* EXCERPTED TEXT
====

The PIK Notes accrue interest at a rate of 20% per year, which is payable in kind on a semi-annual basis by issuing additional notes to our noteholders until the first interest payment date that occurs 91 days after the termination of the Credit Facility. Thereafter, interest is payable quarterly in cash. While we intend to seek to refinance the PIK Notes prior to their maturity date, there is no assurance that we will be able to obtain new financing on terms acceptable to us.

Our actual financial results may vary significantly from the projections filed with the Bankruptcy Court.

In connection with the Plan, we were required to prepare projected financial information to demonstrate to the Bankruptcy Court the feasibility of the Plan and our ability to continue operations upon emergence from our Chapter 11 reorganization. We filed projected financial information with the Bankruptcy Court and furnished it to the SEC as part of the disclosure statement approved by the Bankruptcy Court. Our projections reflected numerous assumptions concerning anticipated future performance and prevailing and anticipated market and economic conditions that were and continue to be beyond our control and that may not materialize. Projections are inherently subject to uncertainties and to a wide variety of significant business, economic and competitive risks. Our actual results will vary from those contemplated by the projections for a variety of reasons. These projections were limited by the information available to us as of the date of the preparation of the projections. Therefore, variations from the projections may be material. The projections filed with the Bankruptcy Court have not been incorporated by reference into this Annual Report and neither those projections nor any version of the disclosure statement should be considered or relied on in connection with the purchase of our common stock.

Because our consolidated financial statements reflect fresh-start accounting adjustments made upon emergence from our Chapter 11 reorganization and because of the effects of the transactions that became effective pursuant to the Plan, financial information in our current and future financial statements will not be comparable to our financial information from prior periods.

====

* RECORD EXCERPTS

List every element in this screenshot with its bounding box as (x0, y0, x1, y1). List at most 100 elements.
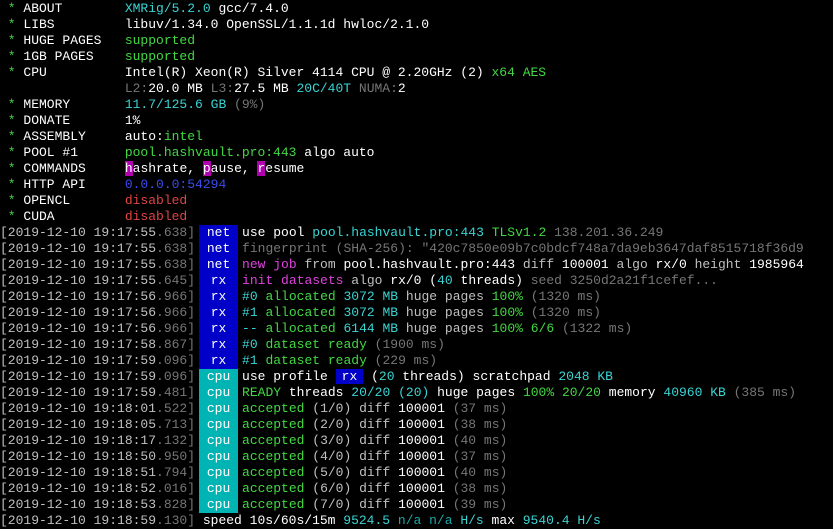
log-tag-rx: rx (199, 337, 239, 353)
log-message: threads (281, 385, 352, 400)
log-tag-rx: rx (199, 273, 239, 289)
log-message: accepted (242, 449, 305, 464)
log-timestamp-ms: .950] (156, 449, 196, 464)
info-key: CUDA (23, 209, 125, 224)
info-value: 27.5 MB (234, 81, 289, 96)
log-message: (1900 ms) (366, 337, 445, 352)
log-message: accepted (242, 465, 305, 480)
info-key: HUGE PAGES (23, 33, 125, 48)
log-message: diff (351, 481, 399, 496)
log-message: memory (600, 385, 664, 400)
log-message: accepted (242, 433, 305, 448)
info-value: 20.0 MB (148, 81, 203, 96)
info-value: intel (163, 129, 203, 144)
log-message: from (296, 257, 344, 272)
info-value: L3: (202, 81, 235, 96)
info-value: ashrate, (132, 161, 203, 176)
log-timestamp-ms: .130] (156, 513, 196, 528)
info-key: ASSEMBLY (23, 129, 125, 144)
info-line: * DONATE 1% (0, 113, 804, 129)
log-line: [2019-12-10 19:17:59.481] cpu READY thread… (0, 385, 804, 401)
log-message: scratchpad (464, 369, 559, 384)
info-value: ause, (210, 161, 258, 176)
log-message: allocated (257, 289, 344, 304)
log-message: (38 ms) (444, 481, 508, 496)
log-timestamp: [2019-12-10 19:18:59 (0, 513, 157, 528)
info-key: LIBS (23, 17, 125, 32)
log-message: #1 (242, 353, 258, 368)
log-message: diff (351, 449, 399, 464)
info-value: 20C/40T (288, 81, 352, 96)
log-message: (5/0) (304, 465, 352, 480)
info-line: L2:20.0 MB L3:27.5 MB 20C/40T NUMA:2 (0, 81, 804, 97)
log-message: use profile (242, 369, 336, 384)
info-value: h (124, 161, 133, 176)
log-timestamp-ms: .132] (156, 433, 196, 448)
log-message: (40 ms) (444, 465, 508, 480)
info-value: (9%) (226, 97, 266, 112)
log-message: ( (421, 273, 438, 288)
log-message: 9540.4 H/s (522, 513, 601, 528)
info-line: * LIBS libuv/1.34.0 OpenSSL/1.1.1d hwloc… (0, 17, 804, 33)
log-tag-cpu: cpu (199, 497, 239, 513)
info-value: 1% (124, 113, 141, 128)
log-timestamp: [2019-12-10 19:17:59 (0, 353, 157, 368)
log-message: (40 ms) (444, 433, 508, 448)
log-timestamp: [2019-12-10 19:18:51 (0, 465, 157, 480)
info-value: 11.7/125.6 GB (124, 97, 227, 112)
log-message: (3/0) (304, 433, 352, 448)
info-key: HTTP API (23, 177, 125, 192)
log-message: ( (363, 369, 379, 384)
log-timestamp-ms: .828] (156, 497, 196, 512)
log-timestamp: [2019-12-10 19:18:50 (0, 449, 157, 464)
log-timestamp-ms: .645] (156, 273, 196, 288)
log-line: [2019-12-10 19:18:01.522] cpu accepted (1/… (0, 401, 804, 417)
log-message: max (483, 513, 523, 528)
log-message: 100% (491, 321, 523, 336)
info-key: 1GB PAGES (23, 49, 125, 64)
log-line: [2019-12-10 19:18:51.794] cpu accepted (5/… (0, 465, 804, 481)
bullet-icon: * (0, 49, 24, 64)
info-value: algo auto (296, 145, 375, 160)
log-message: 6/6 (522, 321, 555, 336)
bullet-icon: * (0, 1, 24, 16)
log-tag-rx: rx (199, 305, 239, 321)
log-message: (20) (390, 385, 430, 400)
log-message: huge pages (398, 289, 492, 304)
log-timestamp-ms: .096] (156, 353, 196, 368)
log-message: (37 ms) (444, 401, 508, 416)
log-message: (38 ms) (444, 417, 508, 432)
info-line: * HTTP API 0.0.0.0:54294 (0, 177, 804, 193)
log-message: H/s (452, 513, 484, 528)
log-tag-net: net (199, 241, 239, 257)
log-message: 100001 (398, 449, 445, 464)
log-timestamp: [2019-12-10 19:18:17 (0, 433, 157, 448)
log-message: huge pages (398, 321, 492, 336)
log-message: 3072 MB (343, 305, 399, 320)
info-key: POOL #1 (23, 145, 125, 160)
log-message: 100001 (398, 401, 445, 416)
bullet-icon: * (0, 129, 24, 144)
log-line: [2019-12-10 19:17:55.638] net fingerprint … (0, 241, 804, 257)
info-key: MEMORY (23, 97, 125, 112)
info-value: esume (265, 161, 305, 176)
info-value: supported (124, 49, 196, 64)
log-timestamp-ms: .016] (156, 481, 196, 496)
log-timestamp-ms: .794] (156, 465, 196, 480)
bullet-icon: * (0, 193, 24, 208)
log-line: [2019-12-10 19:17:58.867] rx #0 dataset re… (0, 337, 804, 353)
log-timestamp: [2019-12-10 19:18:53 (0, 497, 157, 512)
info-line: * COMMANDS hashrate, pause, resume (0, 161, 804, 177)
log-timestamp-ms: .966] (156, 289, 196, 304)
log-tag-cpu: cpu (199, 465, 239, 481)
log-message: (229 ms) (366, 353, 438, 368)
info-line: * ASSEMBLY auto:intel (0, 129, 804, 145)
log-timestamp: [2019-12-10 19:17:55 (0, 241, 157, 256)
log-message: (2/0) (304, 417, 352, 432)
info-key: CPU (23, 65, 125, 80)
info-key: OPENCL (23, 193, 125, 208)
log-message: accepted (242, 497, 305, 512)
log-line: [2019-12-10 19:17:56.966] rx -- allocated … (0, 321, 804, 337)
log-line: [2019-12-10 19:17:59.096] rx #1 dataset re… (0, 353, 804, 369)
log-message: allocated (257, 321, 344, 336)
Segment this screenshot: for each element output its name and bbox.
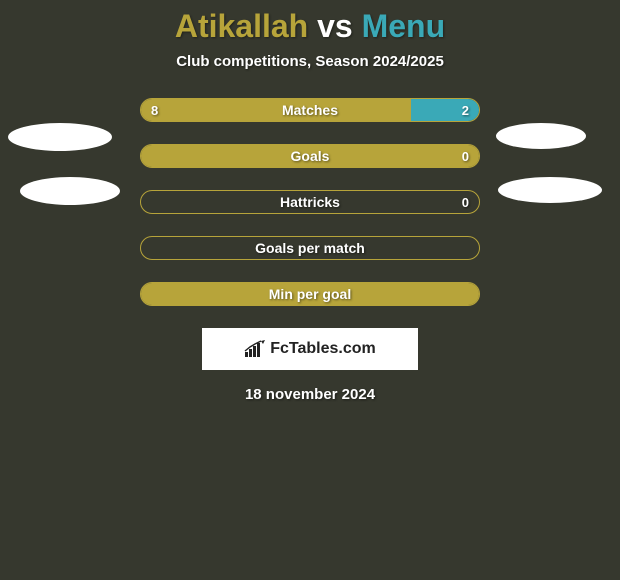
bar-chart-icon	[244, 340, 266, 358]
player2-name: Menu	[362, 8, 446, 44]
stat-row: 0Goals	[140, 144, 480, 168]
stat-row: 82Matches	[140, 98, 480, 122]
decorative-blob-right-bottom	[498, 177, 602, 203]
subtitle: Club competitions, Season 2024/2025	[0, 53, 620, 70]
vs-separator: vs	[317, 8, 353, 44]
stat-bars: 82Matches 0Goals 0Hattricks Goals per match…	[140, 98, 480, 306]
player1-name: Atikallah	[175, 8, 308, 44]
stat-row: 0Hattricks	[140, 190, 480, 214]
stat-label: Matches	[141, 99, 479, 121]
stat-label: Goals	[141, 145, 479, 167]
decorative-blob-left-top	[8, 123, 112, 151]
stat-label: Min per goal	[141, 283, 479, 305]
stat-label: Goals per match	[141, 237, 479, 259]
comparison-title: Atikallah vs Menu	[0, 0, 620, 45]
decorative-blob-left-bottom	[20, 177, 120, 205]
brand-text: FcTables.com	[270, 340, 376, 358]
date-text: 18 november 2024	[0, 386, 620, 403]
stat-row: Min per goal	[140, 282, 480, 306]
stat-label: Hattricks	[141, 191, 479, 213]
stat-row: Goals per match	[140, 236, 480, 260]
brand-badge: FcTables.com	[202, 328, 418, 370]
decorative-blob-right-top	[496, 123, 586, 149]
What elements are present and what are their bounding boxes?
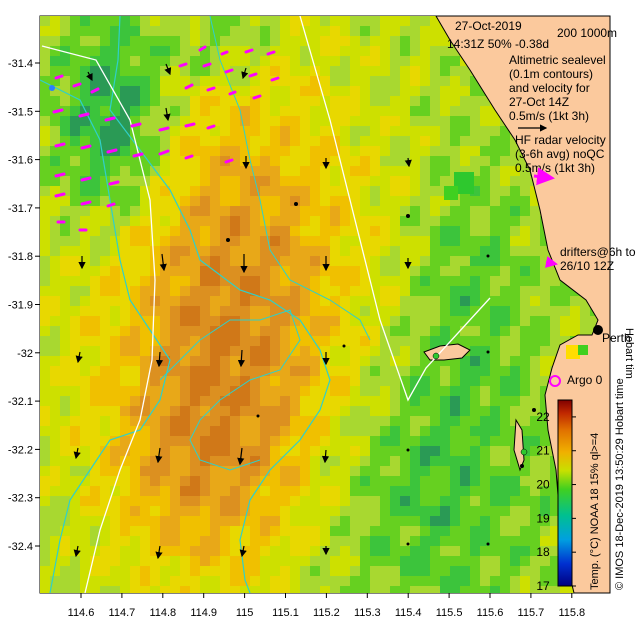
place-perth: Perth — [602, 331, 631, 345]
header-time: 14:31Z 50% -0.38d — [447, 37, 549, 51]
y-tick-label: -31.4 — [8, 58, 33, 70]
y-tick-label: -32 — [17, 348, 33, 360]
header-date: 27-Oct-2019 — [455, 19, 522, 33]
x-tick-label: 114.7 — [109, 607, 136, 619]
altimetry-arrows — [73, 63, 412, 560]
colorbar-tick: 18 — [536, 545, 550, 559]
x-tick-label: 115.3 — [354, 607, 381, 619]
hf-station-marker — [49, 85, 55, 91]
colorbar-tick: 20 — [536, 478, 550, 492]
legend-alt-5: 0.5m/s (1kt 3h) — [509, 109, 589, 123]
legend-hf-2: (3-6h avg) noQC — [515, 147, 605, 161]
x-tick-label: 115.6 — [477, 607, 504, 619]
perth-marker — [593, 325, 603, 335]
isobath-contour-4 — [159, 309, 301, 471]
isobath-contour — [40, 79, 171, 593]
x-tick-label: 114.6 — [68, 607, 95, 619]
y-axis: -31.4 -31.5 -31.6 -31.7 -31.8 -31.9 -32 -32.1 -3… — [8, 58, 40, 553]
y-tick-label: -32.1 — [8, 396, 33, 408]
legend-block: 27-Oct-2019 200 1000m 14:31Z 50% -0.38d … — [447, 19, 636, 387]
credit-text: © IMOS 18-Dec-2019 13:50:29 Hobart time — [614, 378, 626, 590]
legend-alt-1: Altimetric sealevel — [509, 53, 606, 67]
legend-hf-1: HF radar velocity — [515, 133, 606, 147]
y-tick-label: -31.9 — [8, 300, 33, 312]
x-tick-label: 115.2 — [313, 607, 340, 619]
y-tick-label: -32.4 — [8, 541, 33, 553]
colorbar-tick: 21 — [536, 444, 550, 458]
legend-drifter-1: drifters@6h to — [560, 245, 636, 259]
x-tick-label: 115.4 — [395, 607, 422, 619]
legend-drifter-2: 26/10 12Z — [560, 259, 614, 273]
y-tick-label: -32.2 — [8, 444, 33, 456]
header-scale: 200 1000m — [557, 26, 617, 40]
legend-alt-4: 27-Oct 14Z — [509, 95, 569, 109]
hobart-label: Hobart tim — [623, 328, 635, 379]
x-tick-label: 115.7 — [518, 607, 545, 619]
altimetry-dots — [226, 202, 490, 546]
track-line — [299, 16, 491, 402]
colorbar: 22 21 20 19 18 17 Temp. (°C) NOAA 18 15% ql>=… — [536, 399, 601, 593]
colorbar-tick: 19 — [536, 511, 550, 525]
argo-marker — [549, 375, 561, 387]
legend-argo: Argo 0 — [567, 373, 603, 387]
y-tick-label: -31.8 — [8, 251, 33, 263]
y-tick-label: -31.6 — [8, 155, 33, 167]
colorbar-tick: 17 — [536, 579, 550, 593]
y-tick-label: -31.5 — [8, 106, 33, 118]
hf-scale-arrow — [533, 167, 555, 186]
y-tick-label: -31.7 — [8, 203, 33, 215]
colorbar-tick: 22 — [536, 410, 550, 424]
isobath-contour-2 — [109, 16, 331, 593]
x-tick-label: 114.9 — [190, 607, 217, 619]
hf-radar-arrows — [52, 45, 280, 232]
colorbar-title: Temp. (°C) NOAA 18 15% ql>=4 — [589, 433, 601, 590]
colorbar-ramp — [557, 399, 573, 587]
x-tick-label: 114.8 — [149, 607, 176, 619]
legend-alt-2: (0.1m contours) — [509, 67, 593, 81]
legend-hf-3: 0.5m/s (1kt 3h) — [515, 161, 595, 175]
isobath-contour-3 — [209, 16, 371, 341]
x-tick-label: 115.5 — [436, 607, 463, 619]
y-tick-label: -32.3 — [8, 493, 33, 505]
x-tick-label: 115 — [236, 607, 254, 619]
x-tick-label: 115.1 — [272, 607, 299, 619]
legend-alt-3: and velocity for — [509, 81, 590, 95]
x-axis: 114.6 114.7 114.8 114.9 115 115.1 115.2 115.3 11… — [68, 593, 585, 619]
drifter-scale-arrow — [545, 256, 558, 268]
x-tick-label: 115.8 — [558, 607, 585, 619]
track-line-2 — [41, 45, 156, 593]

====

* EXERCISES TO COMPLETE
1) In the excerpted text, what annual interest rate do the PIK Notes accrue?
2) Please repeat the excerpted text word for word, from "The PIK Notes accrue" up to and including "with the Bankruptcy Court.".

* RESPONSES IN ORDER
1) 20% per year.

2)
The PIK Notes accrue interest at a rate of 20% per year, which is payable in kind on a semi-annual basis by issuing additional notes to our noteholders until the first interest payment date that occurs 91 days after the termination of the Credit Facility. Thereafter, interest is payable quarterly in cash. While we intend to seek to refinance the PIK Notes prior to their maturity date, there is no assurance that we will be able to obtain new financing on terms acceptable to us.

Our actual financial results may vary significantly from the projections filed with the Bankruptcy Court.